- Material for this exercise

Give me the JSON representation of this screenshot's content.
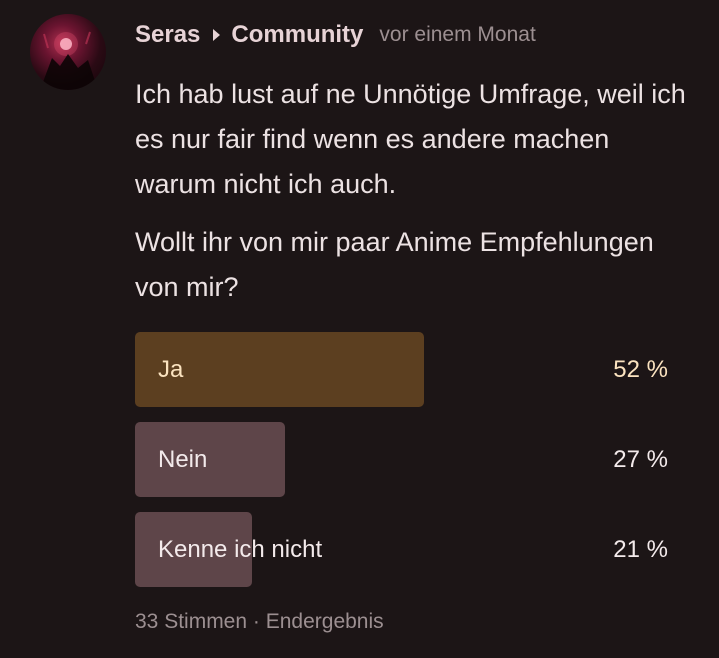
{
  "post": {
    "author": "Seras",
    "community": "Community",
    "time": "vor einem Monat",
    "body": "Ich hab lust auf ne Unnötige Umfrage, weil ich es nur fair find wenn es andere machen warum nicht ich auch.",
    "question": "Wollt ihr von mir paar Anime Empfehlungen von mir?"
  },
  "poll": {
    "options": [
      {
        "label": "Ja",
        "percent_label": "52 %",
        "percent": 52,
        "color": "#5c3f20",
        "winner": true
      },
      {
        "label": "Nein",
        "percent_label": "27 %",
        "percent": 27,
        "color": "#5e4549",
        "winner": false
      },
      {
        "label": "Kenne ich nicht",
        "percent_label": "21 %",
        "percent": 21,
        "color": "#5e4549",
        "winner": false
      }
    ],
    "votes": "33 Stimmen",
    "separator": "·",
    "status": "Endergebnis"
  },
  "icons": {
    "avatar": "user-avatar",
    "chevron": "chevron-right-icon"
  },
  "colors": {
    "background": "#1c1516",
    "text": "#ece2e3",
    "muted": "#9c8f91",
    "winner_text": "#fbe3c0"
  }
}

- Your objective
Retype all the records shown above, character for character. Omit every picture.

- Expected answer
Give me the JSON representation of this screenshot's content.
{
  "post": {
    "author": "Seras",
    "community": "Community",
    "time": "vor einem Monat",
    "body": "Ich hab lust auf ne Unnötige Umfrage, weil ich es nur fair find wenn es andere machen warum nicht ich auch.",
    "question": "Wollt ihr von mir paar Anime Empfehlungen von mir?"
  },
  "poll": {
    "options": [
      {
        "label": "Ja",
        "percent_label": "52 %",
        "percent": 52,
        "color": "#5c3f20",
        "winner": true
      },
      {
        "label": "Nein",
        "percent_label": "27 %",
        "percent": 27,
        "color": "#5e4549",
        "winner": false
      },
      {
        "label": "Kenne ich nicht",
        "percent_label": "21 %",
        "percent": 21,
        "color": "#5e4549",
        "winner": false
      }
    ],
    "votes": "33 Stimmen",
    "separator": "·",
    "status": "Endergebnis"
  },
  "icons": {
    "avatar": "user-avatar",
    "chevron": "chevron-right-icon"
  },
  "colors": {
    "background": "#1c1516",
    "text": "#ece2e3",
    "muted": "#9c8f91",
    "winner_text": "#fbe3c0"
  }
}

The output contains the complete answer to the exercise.